GOAL 1:
List every person the Edmund Fitzgerald article names by both first and last name.
GOAL 2:
Extend the article about the Edmund Fitzgerald with a few more paragraphs that pick up right after its final sentence.

SELECTED TEXT:

|---|

Remembering the Fitzgerald

Marilynn Peterson first saw a broadcast about the sinking of the SS Edmund Fitzgerald on the nightly news.

Marilynn Peterson first saw a broadcast about the sinking of the SS Edmund Fitzgerald on the nightly news.

“We were watching TV…and I said, ‘oh my God, is that my dad’s boat?’ A few minutes later the phone rang. It was my aunt calling,” she recalled.

Her aunt told her that the Fitzgerald had sunk and her father, a crewmember, was missing. Peterson said that she and and her husband drove to the home of her mother in Silver Bay and stayed awake all night, waiting for news.

“I just kept thinking they were going to find survivors,” she said.

They never did. All 29 crewmembers on the Edmund Fitzgerald, including her father Nolan Church, died when the ship sank on Nov. 10, 1975.

Almost 40 years later, the legend of the Fitzgerald lives on. Gordon Lightfoot, a Canadian singer-songwriter, firmly established its place in the annals of music history with his ballad, “The Wreck of the Edmund Fitzgerald,” released just a year after the ship sank. Since then, many books, documentaries and even musicals have been produced about the wreck. An event commemorating the Fitzgerald and its casualties at Split Rock Lighthouse still draws a thousand or so visitors to the shores of Lake Superior each November.

“(The wreck) has all the earmarks of a Hollywood movie,” explained Thom Holden, director of Lake Superior Maritime Visitor’s Center in Canal Park which has an exhibit about the Fitzgerald. The story is steeped in mystery: the Coast Guard investigated the wreck but found no definitive answers to why the ship sank and “no one lived to tell the tale,” he added.

The ship departed from Superior, Wis. with a full load of taconite ore pellets. It was headed to Detroit when it got caught in a November storm with 30-foot waves and hurricane-force winds. It began taking on water and sank in the Canadian waters of Lake Superior without sending distress signals.

“The Coast Guard said it sank because it lost buoyancy…how it got to that point is the question,” Holden said.

Many questions remain unanswered, but the tragedy led to stricter Great Lakes shipping regulations. To date, it remains the largest freighter to have sunk in Lake Superior.

Peterson’s father worked at Reserve Mining Co. in Silver Bay before taking his job as a porter on the Fitzgerald.

|---|

INFORMATION PROVIDED:
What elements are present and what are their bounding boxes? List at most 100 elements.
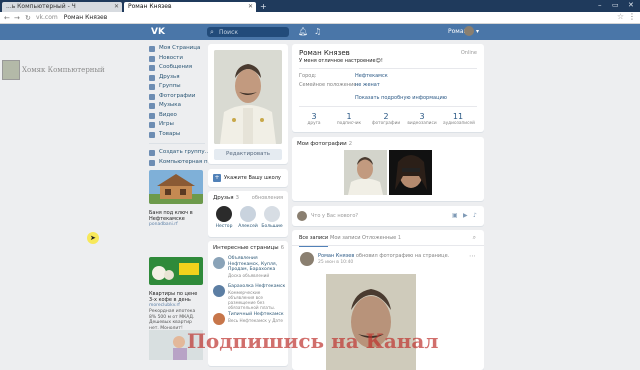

|---|

EXERCISE ANSWER 1:
Marilynn Peterson, Nolan Church, Gordon Lightfoot, Thom Holden

EXERCISE ANSWER 2:
“He’d see those boats come in, and he really thought it’d be fun,” she said. Her mother worried that it was a dangerous job, but Church assured her that the ship was too big to be unsafe in the water. He was 55 when the Fitzgerald sank.

Lee Radzak, the site manager at Split Rock Lighthouse, was driving from Two Harbors to Silver Bay in November 1985 when he came up with the idea to light the beacon at Split Rock in remembrance of the Fitzgerald’s sinking. Local folks noticed the flashing beacon of the decommissioned lighthouse and word quickly spread. The solemn lighting has become an annual event that includes the ringing of a bell—once for each of the 29 victims of the tragedy.

“It resonates with people…the danger of the lake. It’s always unpredictable,” Radzak said.

He expects at least 1,000 visitors at Saturday’s event. The lighthouse and visitor’s center will be open noon to 6 p.m. except for a ceremony of remembrance at 4:30 p.m. when the names of the Fitzgerald’s 29 lost crewmembers will be read to the tolling of a ships bell. Then, the lighthouses’ beacon will be lit and visitors may tour the tower. A film about the wreck will be shown continuously throughout the afternoon.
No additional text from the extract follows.